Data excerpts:

◇ ◇ ◇ ◇ ◇

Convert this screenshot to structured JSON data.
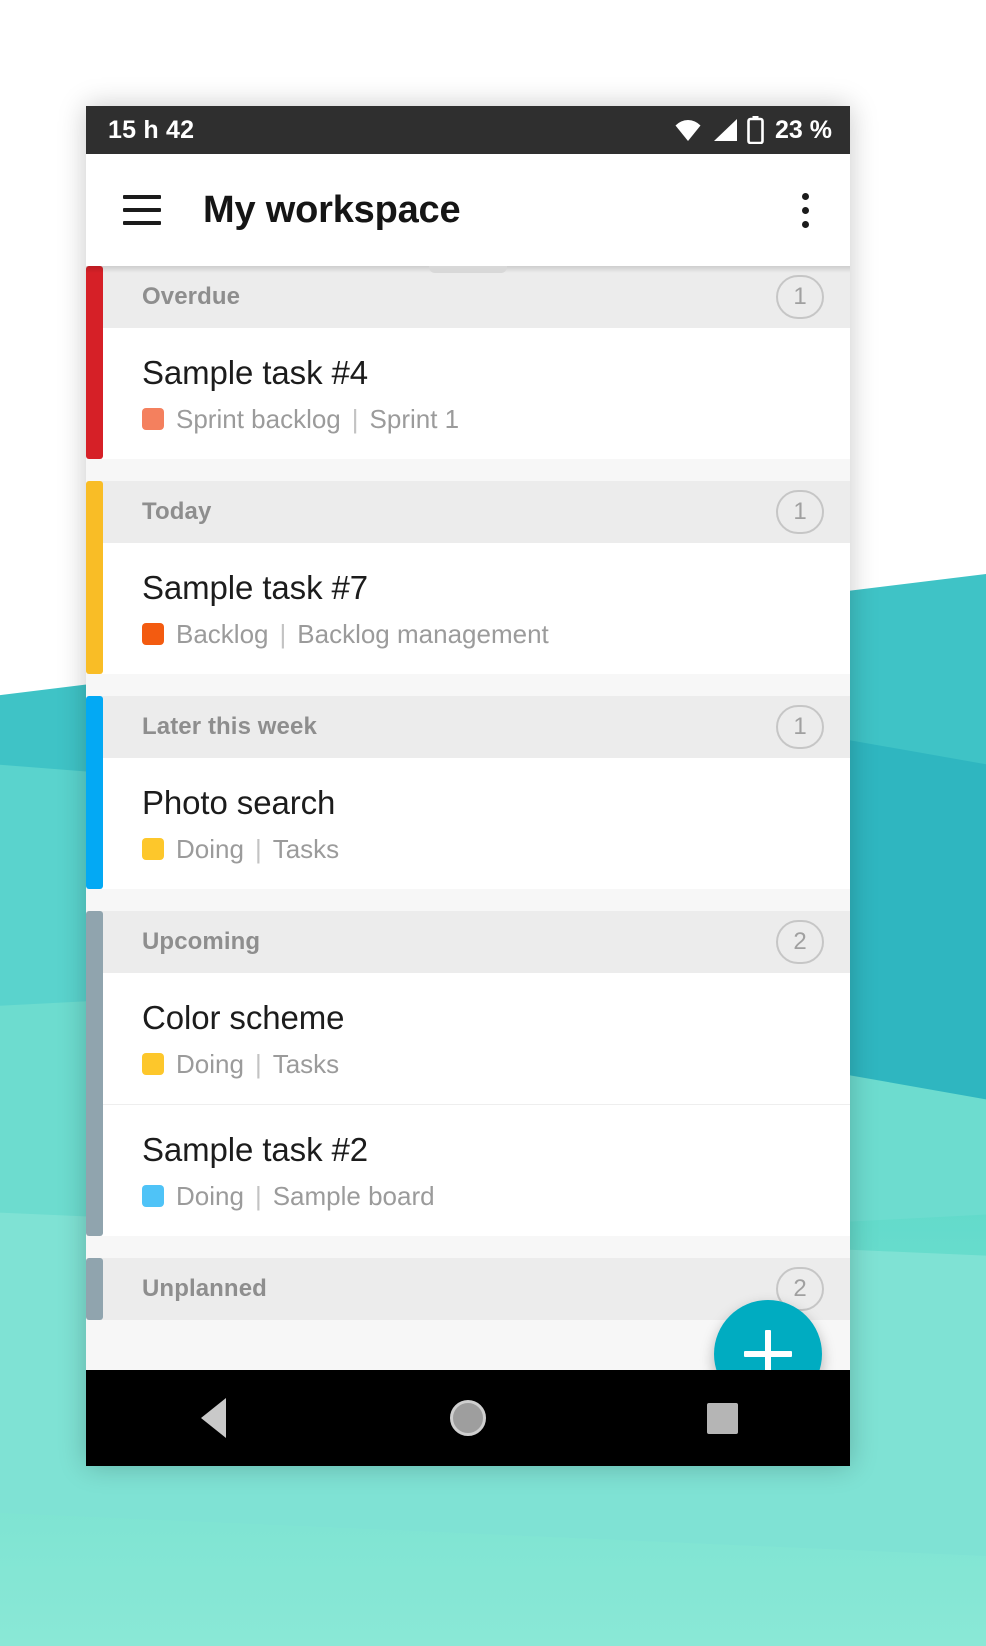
{
  "statusbar": {
    "time": "15 h 42",
    "battery_percent": "23 %",
    "icons": [
      "wifi-icon",
      "cellular-signal-icon",
      "battery-icon"
    ]
  },
  "appbar": {
    "title": "My workspace",
    "menu_icon": "hamburger-menu-icon",
    "overflow_icon": "overflow-menu-icon"
  },
  "fab": {
    "label": "+",
    "icon": "plus-icon",
    "color": "#00acc1"
  },
  "navbar": {
    "back_label": "Back",
    "home_label": "Home",
    "recents_label": "Recents"
  },
  "groups": [
    {
      "title": "Overdue",
      "count": "1",
      "accent": "#d62027",
      "tasks": [
        {
          "title": "Sample task #4",
          "chip_color": "#f4805e",
          "status": "Sprint backlog",
          "separator": "|",
          "board": "Sprint 1"
        }
      ]
    },
    {
      "title": "Today",
      "count": "1",
      "accent": "#f9bd26",
      "tasks": [
        {
          "title": "Sample task #7",
          "chip_color": "#f35b10",
          "status": "Backlog",
          "separator": "|",
          "board": "Backlog management"
        }
      ]
    },
    {
      "title": "Later this week",
      "count": "1",
      "accent": "#03a9f4",
      "tasks": [
        {
          "title": "Photo search",
          "chip_color": "#fdc72b",
          "status": "Doing",
          "separator": "|",
          "board": "Tasks"
        }
      ]
    },
    {
      "title": "Upcoming",
      "count": "2",
      "accent": "#90a4ae",
      "tasks": [
        {
          "title": "Color scheme",
          "chip_color": "#fdc72b",
          "status": "Doing",
          "separator": "|",
          "board": "Tasks"
        },
        {
          "title": "Sample task #2",
          "chip_color": "#4fc3f7",
          "status": "Doing",
          "separator": "|",
          "board": "Sample board"
        }
      ]
    },
    {
      "title": "Unplanned",
      "count": "2",
      "accent": "#90a4ae",
      "tasks": []
    }
  ]
}
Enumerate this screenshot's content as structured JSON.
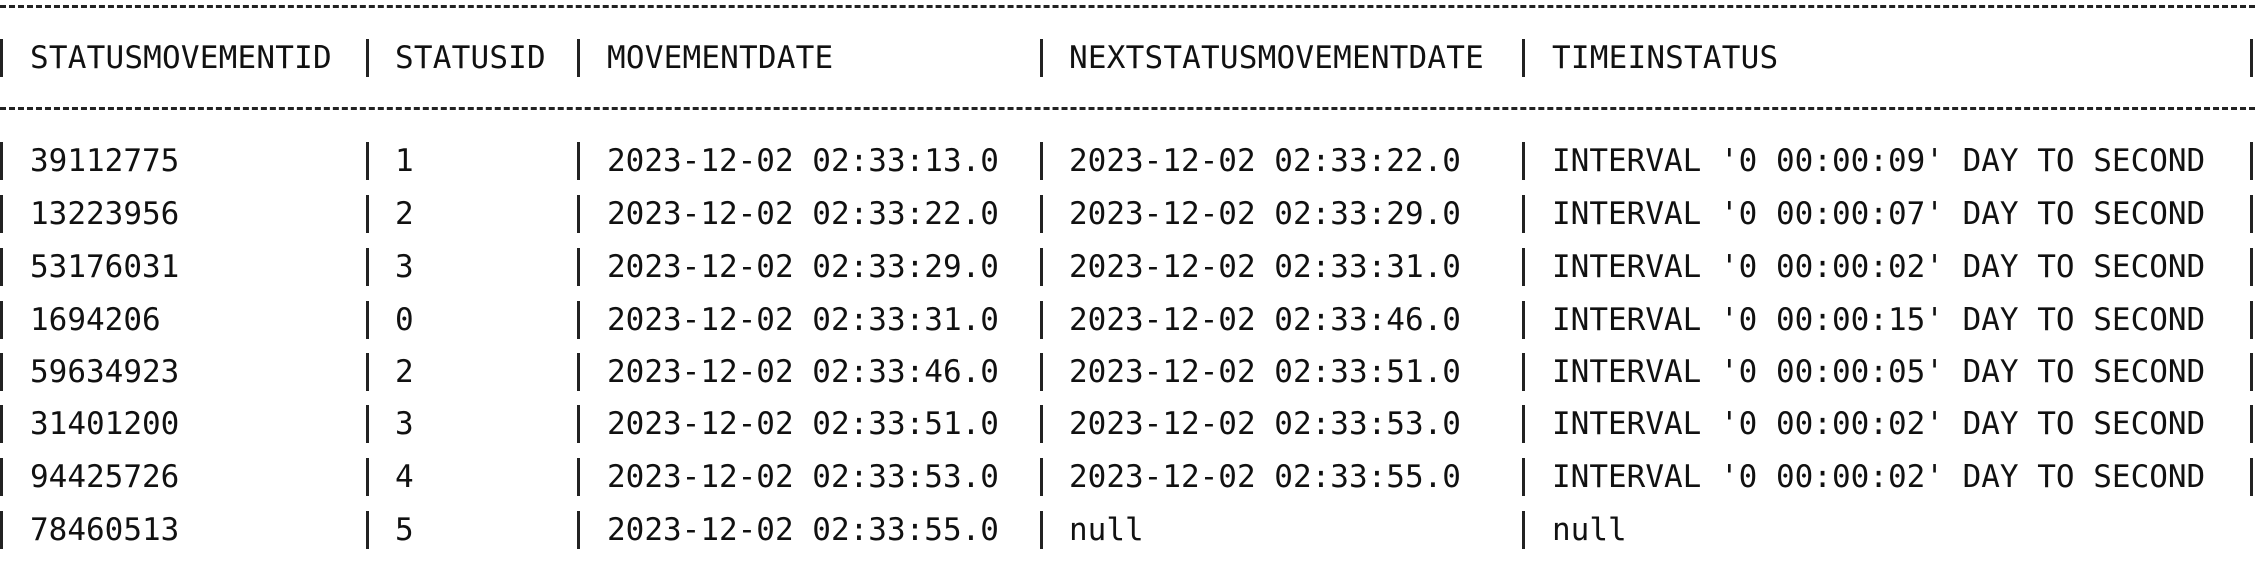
{
  "query_result": {
    "columns": [
      "STATUSMOVEMENTID",
      "STATUSID",
      "MOVEMENTDATE",
      "NEXTSTATUSMOVEMENTDATE",
      "TIMEINSTATUS"
    ],
    "rows": [
      [
        "39112775",
        "1",
        "2023-12-02 02:33:13.0",
        "2023-12-02 02:33:22.0",
        "INTERVAL '0 00:00:09' DAY TO SECOND"
      ],
      [
        "13223956",
        "2",
        "2023-12-02 02:33:22.0",
        "2023-12-02 02:33:29.0",
        "INTERVAL '0 00:00:07' DAY TO SECOND"
      ],
      [
        "53176031",
        "3",
        "2023-12-02 02:33:29.0",
        "2023-12-02 02:33:31.0",
        "INTERVAL '0 00:00:02' DAY TO SECOND"
      ],
      [
        "1694206",
        "0",
        "2023-12-02 02:33:31.0",
        "2023-12-02 02:33:46.0",
        "INTERVAL '0 00:00:15' DAY TO SECOND"
      ],
      [
        "59634923",
        "2",
        "2023-12-02 02:33:46.0",
        "2023-12-02 02:33:51.0",
        "INTERVAL '0 00:00:05' DAY TO SECOND"
      ],
      [
        "31401200",
        "3",
        "2023-12-02 02:33:51.0",
        "2023-12-02 02:33:53.0",
        "INTERVAL '0 00:00:02' DAY TO SECOND"
      ],
      [
        "94425726",
        "4",
        "2023-12-02 02:33:53.0",
        "2023-12-02 02:33:55.0",
        "INTERVAL '0 00:00:02' DAY TO SECOND"
      ],
      [
        "78460513",
        "5",
        "2023-12-02 02:33:55.0",
        "null",
        "null"
      ]
    ]
  }
}
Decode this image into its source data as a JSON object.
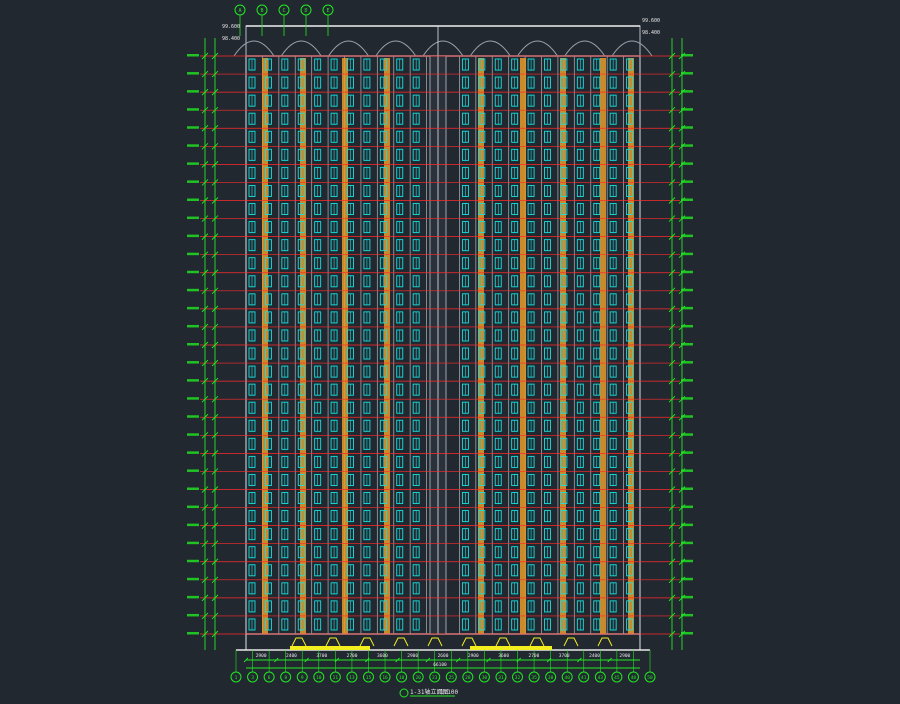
{
  "drawing": {
    "background": "#212830",
    "title": "1-31轴立面图",
    "scale": "1:100",
    "colors": {
      "structure": "#9aa3ad",
      "window": "#18e0e0",
      "floor_line": "#ff2b2b",
      "dimension": "#22e822",
      "stair_strip": "#e89a2a",
      "base": "#f2ee20",
      "white": "#e8e8e8"
    },
    "icons": [
      "axis-bubble-icon",
      "elevation-marker-icon"
    ],
    "floor_count": 32,
    "top_axis_labels": [
      "A",
      "B",
      "C",
      "D",
      "E"
    ],
    "bottom_axis_labels": [
      "1",
      "3",
      "6",
      "8",
      "9",
      "10",
      "11",
      "13",
      "15",
      "16",
      "18",
      "20",
      "23",
      "25",
      "28",
      "30",
      "31",
      "32",
      "35",
      "38",
      "40",
      "41",
      "43",
      "45",
      "48",
      "50"
    ],
    "top_elevation_labels": [
      "99.600",
      "98.400"
    ],
    "bottom_dimension_labels": [
      "2900",
      "2400",
      "3700",
      "2700",
      "3600",
      "2900",
      "2600",
      "2900",
      "3600",
      "2700",
      "3700",
      "2400",
      "2900"
    ],
    "total_dimension_label": "66100"
  }
}
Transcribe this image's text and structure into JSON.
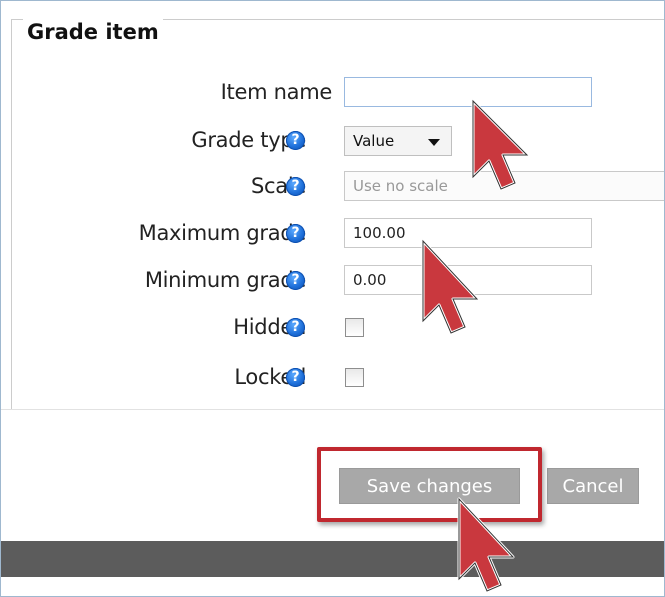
{
  "form": {
    "legend": "Grade item",
    "fields": {
      "item_name": {
        "label": "Item name",
        "value": ""
      },
      "grade_type": {
        "label": "Grade type",
        "selected": "Value"
      },
      "scale": {
        "label": "Scale",
        "placeholder": "Use no scale"
      },
      "maximum_grade": {
        "label": "Maximum grade",
        "value": "100.00"
      },
      "minimum_grade": {
        "label": "Minimum grade",
        "value": "0.00"
      },
      "hidden": {
        "label": "Hidden",
        "checked": false
      },
      "locked": {
        "label": "Locked",
        "checked": false
      }
    },
    "help_glyph": "?",
    "help_icon": "help-icon"
  },
  "buttons": {
    "save_label": "Save changes",
    "cancel_label": "Cancel"
  },
  "colors": {
    "highlight": "#c0282f",
    "help_icon": "#1e6fd9",
    "button": "#a8a8a8",
    "band": "#5c5c5c"
  }
}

◇ ◇ ◇ ◇ ◇

-- GIVEN INSTRUCTION --
Without the pictures, repeat the listing above exactly.

-- WRITTEN ANSWER --
Convert this screenshot to structured JSON data.
{
  "statusbar": {
    "time": "15 h 42",
    "battery_percent": "23 %",
    "icons": [
      "wifi-icon",
      "cellular-signal-icon",
      "battery-icon"
    ]
  },
  "appbar": {
    "title": "My workspace",
    "menu_icon": "hamburger-menu-icon",
    "overflow_icon": "overflow-menu-icon"
  },
  "fab": {
    "label": "+",
    "icon": "plus-icon",
    "color": "#00acc1"
  },
  "navbar": {
    "back_label": "Back",
    "home_label": "Home",
    "recents_label": "Recents"
  },
  "groups": [
    {
      "title": "Overdue",
      "count": "1",
      "accent": "#d62027",
      "tasks": [
        {
          "title": "Sample task #4",
          "chip_color": "#f4805e",
          "status": "Sprint backlog",
          "separator": "|",
          "board": "Sprint 1"
        }
      ]
    },
    {
      "title": "Today",
      "count": "1",
      "accent": "#f9bd26",
      "tasks": [
        {
          "title": "Sample task #7",
          "chip_color": "#f35b10",
          "status": "Backlog",
          "separator": "|",
          "board": "Backlog management"
        }
      ]
    },
    {
      "title": "Later this week",
      "count": "1",
      "accent": "#03a9f4",
      "tasks": [
        {
          "title": "Photo search",
          "chip_color": "#fdc72b",
          "status": "Doing",
          "separator": "|",
          "board": "Tasks"
        }
      ]
    },
    {
      "title": "Upcoming",
      "count": "2",
      "accent": "#90a4ae",
      "tasks": [
        {
          "title": "Color scheme",
          "chip_color": "#fdc72b",
          "status": "Doing",
          "separator": "|",
          "board": "Tasks"
        },
        {
          "title": "Sample task #2",
          "chip_color": "#4fc3f7",
          "status": "Doing",
          "separator": "|",
          "board": "Sample board"
        }
      ]
    },
    {
      "title": "Unplanned",
      "count": "2",
      "accent": "#90a4ae",
      "tasks": []
    }
  ]
}
Enumerate this screenshot's content as structured JSON.
{
  "query_result": {
    "columns": [
      "STATUSMOVEMENTID",
      "STATUSID",
      "MOVEMENTDATE",
      "NEXTSTATUSMOVEMENTDATE",
      "TIMEINSTATUS"
    ],
    "rows": [
      [
        "39112775",
        "1",
        "2023-12-02 02:33:13.0",
        "2023-12-02 02:33:22.0",
        "INTERVAL '0 00:00:09' DAY TO SECOND"
      ],
      [
        "13223956",
        "2",
        "2023-12-02 02:33:22.0",
        "2023-12-02 02:33:29.0",
        "INTERVAL '0 00:00:07' DAY TO SECOND"
      ],
      [
        "53176031",
        "3",
        "2023-12-02 02:33:29.0",
        "2023-12-02 02:33:31.0",
        "INTERVAL '0 00:00:02' DAY TO SECOND"
      ],
      [
        "1694206",
        "0",
        "2023-12-02 02:33:31.0",
        "2023-12-02 02:33:46.0",
        "INTERVAL '0 00:00:15' DAY TO SECOND"
      ],
      [
        "59634923",
        "2",
        "2023-12-02 02:33:46.0",
        "2023-12-02 02:33:51.0",
        "INTERVAL '0 00:00:05' DAY TO SECOND"
      ],
      [
        "31401200",
        "3",
        "2023-12-02 02:33:51.0",
        "2023-12-02 02:33:53.0",
        "INTERVAL '0 00:00:02' DAY TO SECOND"
      ],
      [
        "94425726",
        "4",
        "2023-12-02 02:33:53.0",
        "2023-12-02 02:33:55.0",
        "INTERVAL '0 00:00:02' DAY TO SECOND"
      ],
      [
        "78460513",
        "5",
        "2023-12-02 02:33:55.0",
        "null",
        "null"
      ]
    ]
  }
}
Decode this image into its source data as a JSON object.
{
  "drawing": {
    "background": "#212830",
    "title": "1-31轴立面图",
    "scale": "1:100",
    "colors": {
      "structure": "#9aa3ad",
      "window": "#18e0e0",
      "floor_line": "#ff2b2b",
      "dimension": "#22e822",
      "stair_strip": "#e89a2a",
      "base": "#f2ee20",
      "white": "#e8e8e8"
    },
    "icons": [
      "axis-bubble-icon",
      "elevation-marker-icon"
    ],
    "floor_count": 32,
    "top_axis_labels": [
      "A",
      "B",
      "C",
      "D",
      "E"
    ],
    "bottom_axis_labels": [
      "1",
      "3",
      "6",
      "8",
      "9",
      "10",
      "11",
      "13",
      "15",
      "16",
      "18",
      "20",
      "23",
      "25",
      "28",
      "30",
      "31",
      "32",
      "35",
      "38",
      "40",
      "41",
      "43",
      "45",
      "48",
      "50"
    ],
    "top_elevation_labels": [
      "99.600",
      "98.400"
    ],
    "bottom_dimension_labels": [
      "2900",
      "2400",
      "3700",
      "2700",
      "3600",
      "2900",
      "2600",
      "2900",
      "3600",
      "2700",
      "3700",
      "2400",
      "2900"
    ],
    "total_dimension_label": "66100"
  }
}
Transcribe this image's text and structure into JSON.
{
  "form": {
    "legend": "Grade item",
    "fields": {
      "item_name": {
        "label": "Item name",
        "value": ""
      },
      "grade_type": {
        "label": "Grade type",
        "selected": "Value"
      },
      "scale": {
        "label": "Scale",
        "placeholder": "Use no scale"
      },
      "maximum_grade": {
        "label": "Maximum grade",
        "value": "100.00"
      },
      "minimum_grade": {
        "label": "Minimum grade",
        "value": "0.00"
      },
      "hidden": {
        "label": "Hidden",
        "checked": false
      },
      "locked": {
        "label": "Locked",
        "checked": false
      }
    },
    "help_glyph": "?",
    "help_icon": "help-icon"
  },
  "buttons": {
    "save_label": "Save changes",
    "cancel_label": "Cancel"
  },
  "colors": {
    "highlight": "#c0282f",
    "help_icon": "#1e6fd9",
    "button": "#a8a8a8",
    "band": "#5c5c5c"
  }
}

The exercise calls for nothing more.